AIM OF THE EXERCISE – Every line containing the word "中国翻译" needs to be found and copied.

DATA SECTION –
>> START
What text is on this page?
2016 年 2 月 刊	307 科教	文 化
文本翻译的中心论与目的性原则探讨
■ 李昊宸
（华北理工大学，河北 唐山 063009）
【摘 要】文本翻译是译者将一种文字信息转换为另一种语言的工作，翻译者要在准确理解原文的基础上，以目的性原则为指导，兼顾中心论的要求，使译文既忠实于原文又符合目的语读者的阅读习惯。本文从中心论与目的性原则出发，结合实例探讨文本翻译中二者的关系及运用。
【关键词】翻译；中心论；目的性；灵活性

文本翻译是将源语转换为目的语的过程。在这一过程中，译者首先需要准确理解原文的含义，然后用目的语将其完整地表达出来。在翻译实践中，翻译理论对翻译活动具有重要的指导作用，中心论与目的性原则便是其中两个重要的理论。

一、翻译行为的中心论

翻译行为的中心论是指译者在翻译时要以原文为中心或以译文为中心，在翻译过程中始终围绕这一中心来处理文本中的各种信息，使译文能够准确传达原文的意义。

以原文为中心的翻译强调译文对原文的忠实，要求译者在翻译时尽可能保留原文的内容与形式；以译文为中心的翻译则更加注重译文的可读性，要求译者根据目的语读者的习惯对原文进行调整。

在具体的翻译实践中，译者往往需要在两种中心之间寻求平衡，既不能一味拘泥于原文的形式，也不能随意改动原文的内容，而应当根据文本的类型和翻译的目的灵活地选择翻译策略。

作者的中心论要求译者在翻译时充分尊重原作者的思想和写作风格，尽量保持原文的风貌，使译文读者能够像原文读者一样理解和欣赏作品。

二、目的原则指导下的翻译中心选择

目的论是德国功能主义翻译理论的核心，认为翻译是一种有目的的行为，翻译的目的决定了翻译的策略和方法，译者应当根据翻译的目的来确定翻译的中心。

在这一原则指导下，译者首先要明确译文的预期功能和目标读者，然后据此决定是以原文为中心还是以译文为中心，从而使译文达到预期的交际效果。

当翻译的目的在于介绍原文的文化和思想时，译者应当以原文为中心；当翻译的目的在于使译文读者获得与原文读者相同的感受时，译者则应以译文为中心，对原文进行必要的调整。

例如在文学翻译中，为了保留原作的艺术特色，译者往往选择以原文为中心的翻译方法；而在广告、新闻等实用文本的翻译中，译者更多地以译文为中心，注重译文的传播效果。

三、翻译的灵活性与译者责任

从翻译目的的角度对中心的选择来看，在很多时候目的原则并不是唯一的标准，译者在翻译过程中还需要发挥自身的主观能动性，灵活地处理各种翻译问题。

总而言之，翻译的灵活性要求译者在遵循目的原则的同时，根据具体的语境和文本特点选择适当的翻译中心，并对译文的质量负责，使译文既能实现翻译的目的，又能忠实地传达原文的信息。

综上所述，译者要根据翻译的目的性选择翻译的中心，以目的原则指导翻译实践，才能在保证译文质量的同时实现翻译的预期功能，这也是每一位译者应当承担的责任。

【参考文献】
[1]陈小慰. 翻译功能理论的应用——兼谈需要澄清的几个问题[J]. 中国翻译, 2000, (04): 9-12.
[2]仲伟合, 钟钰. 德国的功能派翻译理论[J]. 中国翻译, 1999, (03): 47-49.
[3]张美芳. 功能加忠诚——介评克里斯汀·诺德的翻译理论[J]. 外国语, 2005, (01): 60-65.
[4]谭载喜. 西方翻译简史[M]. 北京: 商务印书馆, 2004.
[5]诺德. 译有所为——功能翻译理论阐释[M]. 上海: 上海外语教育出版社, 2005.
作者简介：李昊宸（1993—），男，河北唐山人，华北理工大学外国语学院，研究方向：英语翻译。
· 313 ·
>> END
COMPLETE ANSWER –
[1]陈小慰. 翻译功能理论的应用——兼谈需要澄清的几个问题[J]. 中国翻译, 2000, (04): 9-12.
[2]仲伟合, 钟钰. 德国的功能派翻译理论[J]. 中国翻译, 1999, (03): 47-49.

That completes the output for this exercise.